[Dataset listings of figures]
◇ ◇ ◇ ◇
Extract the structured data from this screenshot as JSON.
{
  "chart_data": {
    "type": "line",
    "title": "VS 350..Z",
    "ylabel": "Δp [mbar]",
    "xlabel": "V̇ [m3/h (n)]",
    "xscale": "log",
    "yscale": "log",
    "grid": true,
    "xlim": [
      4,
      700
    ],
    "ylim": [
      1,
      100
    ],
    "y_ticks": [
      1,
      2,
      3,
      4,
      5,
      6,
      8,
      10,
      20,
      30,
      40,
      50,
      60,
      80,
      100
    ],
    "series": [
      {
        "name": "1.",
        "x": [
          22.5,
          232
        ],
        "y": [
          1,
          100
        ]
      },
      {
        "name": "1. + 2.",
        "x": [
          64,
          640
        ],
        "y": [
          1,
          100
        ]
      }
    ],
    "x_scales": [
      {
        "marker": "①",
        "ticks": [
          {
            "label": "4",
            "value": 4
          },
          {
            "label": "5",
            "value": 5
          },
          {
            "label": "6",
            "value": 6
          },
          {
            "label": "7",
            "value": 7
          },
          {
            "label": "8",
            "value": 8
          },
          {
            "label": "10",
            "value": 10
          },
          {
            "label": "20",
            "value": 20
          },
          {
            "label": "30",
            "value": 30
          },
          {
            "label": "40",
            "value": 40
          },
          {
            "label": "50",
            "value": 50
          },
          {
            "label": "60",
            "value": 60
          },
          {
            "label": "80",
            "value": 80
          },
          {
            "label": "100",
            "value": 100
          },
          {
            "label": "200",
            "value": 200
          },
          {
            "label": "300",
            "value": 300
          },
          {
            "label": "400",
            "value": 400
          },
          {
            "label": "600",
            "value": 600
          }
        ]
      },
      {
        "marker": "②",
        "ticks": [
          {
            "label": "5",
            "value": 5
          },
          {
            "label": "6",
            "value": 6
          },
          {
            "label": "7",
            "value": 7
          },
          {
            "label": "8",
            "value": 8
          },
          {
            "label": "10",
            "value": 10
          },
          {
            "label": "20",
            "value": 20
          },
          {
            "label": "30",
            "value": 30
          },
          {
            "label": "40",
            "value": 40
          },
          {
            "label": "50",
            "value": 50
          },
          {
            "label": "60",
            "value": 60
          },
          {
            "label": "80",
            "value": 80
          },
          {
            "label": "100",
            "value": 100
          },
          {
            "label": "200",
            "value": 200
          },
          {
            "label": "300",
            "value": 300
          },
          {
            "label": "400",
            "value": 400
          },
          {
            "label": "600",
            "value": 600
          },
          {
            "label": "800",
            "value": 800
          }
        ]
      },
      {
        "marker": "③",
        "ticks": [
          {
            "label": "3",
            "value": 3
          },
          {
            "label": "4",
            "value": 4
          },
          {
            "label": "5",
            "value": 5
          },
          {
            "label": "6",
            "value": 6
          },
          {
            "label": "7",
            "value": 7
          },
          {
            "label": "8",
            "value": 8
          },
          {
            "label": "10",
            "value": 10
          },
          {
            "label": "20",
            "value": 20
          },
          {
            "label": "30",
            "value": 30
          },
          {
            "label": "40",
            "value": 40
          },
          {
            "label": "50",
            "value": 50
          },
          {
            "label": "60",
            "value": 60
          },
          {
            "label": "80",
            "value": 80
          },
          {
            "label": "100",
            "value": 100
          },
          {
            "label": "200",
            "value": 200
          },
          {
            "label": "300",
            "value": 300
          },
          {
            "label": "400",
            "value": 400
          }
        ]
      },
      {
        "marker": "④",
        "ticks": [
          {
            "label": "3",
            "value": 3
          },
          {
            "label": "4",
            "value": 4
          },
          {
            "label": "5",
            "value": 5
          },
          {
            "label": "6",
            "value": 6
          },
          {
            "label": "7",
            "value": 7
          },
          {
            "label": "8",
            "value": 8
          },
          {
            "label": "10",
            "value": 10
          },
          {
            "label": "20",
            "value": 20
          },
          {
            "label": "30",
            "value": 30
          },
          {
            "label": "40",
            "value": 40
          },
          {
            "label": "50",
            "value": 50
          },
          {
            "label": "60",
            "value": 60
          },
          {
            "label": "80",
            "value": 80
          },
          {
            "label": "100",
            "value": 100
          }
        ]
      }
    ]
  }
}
◇ ◇ ◇ ◇
Set all of the entries down again, exactly as they were given.

Extract the structured data from this screenshot as JSON.
{
  "chart_data": {
    "type": "line",
    "title": "VS 350..Z",
    "ylabel": "Δp [mbar]",
    "xlabel": "V̇ [m3/h (n)]",
    "xscale": "log",
    "yscale": "log",
    "grid": true,
    "xlim": [
      4,
      700
    ],
    "ylim": [
      1,
      100
    ],
    "y_ticks": [
      1,
      2,
      3,
      4,
      5,
      6,
      8,
      10,
      20,
      30,
      40,
      50,
      60,
      80,
      100
    ],
    "series": [
      {
        "name": "1.",
        "x": [
          22.5,
          232
        ],
        "y": [
          1,
          100
        ]
      },
      {
        "name": "1. + 2.",
        "x": [
          64,
          640
        ],
        "y": [
          1,
          100
        ]
      }
    ],
    "x_scales": [
      {
        "marker": "①",
        "ticks": [
          {
            "label": "4",
            "value": 4
          },
          {
            "label": "5",
            "value": 5
          },
          {
            "label": "6",
            "value": 6
          },
          {
            "label": "7",
            "value": 7
          },
          {
            "label": "8",
            "value": 8
          },
          {
            "label": "10",
            "value": 10
          },
          {
            "label": "20",
            "value": 20
          },
          {
            "label": "30",
            "value": 30
          },
          {
            "label": "40",
            "value": 40
          },
          {
            "label": "50",
            "value": 50
          },
          {
            "label": "60",
            "value": 60
          },
          {
            "label": "80",
            "value": 80
          },
          {
            "label": "100",
            "value": 100
          },
          {
            "label": "200",
            "value": 200
          },
          {
            "label": "300",
            "value": 300
          },
          {
            "label": "400",
            "value": 400
          },
          {
            "label": "600",
            "value": 600
          }
        ]
      },
      {
        "marker": "②",
        "ticks": [
          {
            "label": "5",
            "value": 5
          },
          {
            "label": "6",
            "value": 6
          },
          {
            "label": "7",
            "value": 7
          },
          {
            "label": "8",
            "value": 8
          },
          {
            "label": "10",
            "value": 10
          },
          {
            "label": "20",
            "value": 20
          },
          {
            "label": "30",
            "value": 30
          },
          {
            "label": "40",
            "value": 40
          },
          {
            "label": "50",
            "value": 50
          },
          {
            "label": "60",
            "value": 60
          },
          {
            "label": "80",
            "value": 80
          },
          {
            "label": "100",
            "value": 100
          },
          {
            "label": "200",
            "value": 200
          },
          {
            "label": "300",
            "value": 300
          },
          {
            "label": "400",
            "value": 400
          },
          {
            "label": "600",
            "value": 600
          },
          {
            "label": "800",
            "value": 800
          }
        ]
      },
      {
        "marker": "③",
        "ticks": [
          {
            "label": "3",
            "value": 3
          },
          {
            "label": "4",
            "value": 4
          },
          {
            "label": "5",
            "value": 5
          },
          {
            "label": "6",
            "value": 6
          },
          {
            "label": "7",
            "value": 7
          },
          {
            "label": "8",
            "value": 8
          },
          {
            "label": "10",
            "value": 10
          },
          {
            "label": "20",
            "value": 20
          },
          {
            "label": "30",
            "value": 30
          },
          {
            "label": "40",
            "value": 40
          },
          {
            "label": "50",
            "value": 50
          },
          {
            "label": "60",
            "value": 60
          },
          {
            "label": "80",
            "value": 80
          },
          {
            "label": "100",
            "value": 100
          },
          {
            "label": "200",
            "value": 200
          },
          {
            "label": "300",
            "value": 300
          },
          {
            "label": "400",
            "value": 400
          }
        ]
      },
      {
        "marker": "④",
        "ticks": [
          {
            "label": "3",
            "value": 3
          },
          {
            "label": "4",
            "value": 4
          },
          {
            "label": "5",
            "value": 5
          },
          {
            "label": "6",
            "value": 6
          },
          {
            "label": "7",
            "value": 7
          },
          {
            "label": "8",
            "value": 8
          },
          {
            "label": "10",
            "value": 10
          },
          {
            "label": "20",
            "value": 20
          },
          {
            "label": "30",
            "value": 30
          },
          {
            "label": "40",
            "value": 40
          },
          {
            "label": "50",
            "value": 50
          },
          {
            "label": "60",
            "value": 60
          },
          {
            "label": "80",
            "value": 80
          },
          {
            "label": "100",
            "value": 100
          }
        ]
      }
    ]
  }
}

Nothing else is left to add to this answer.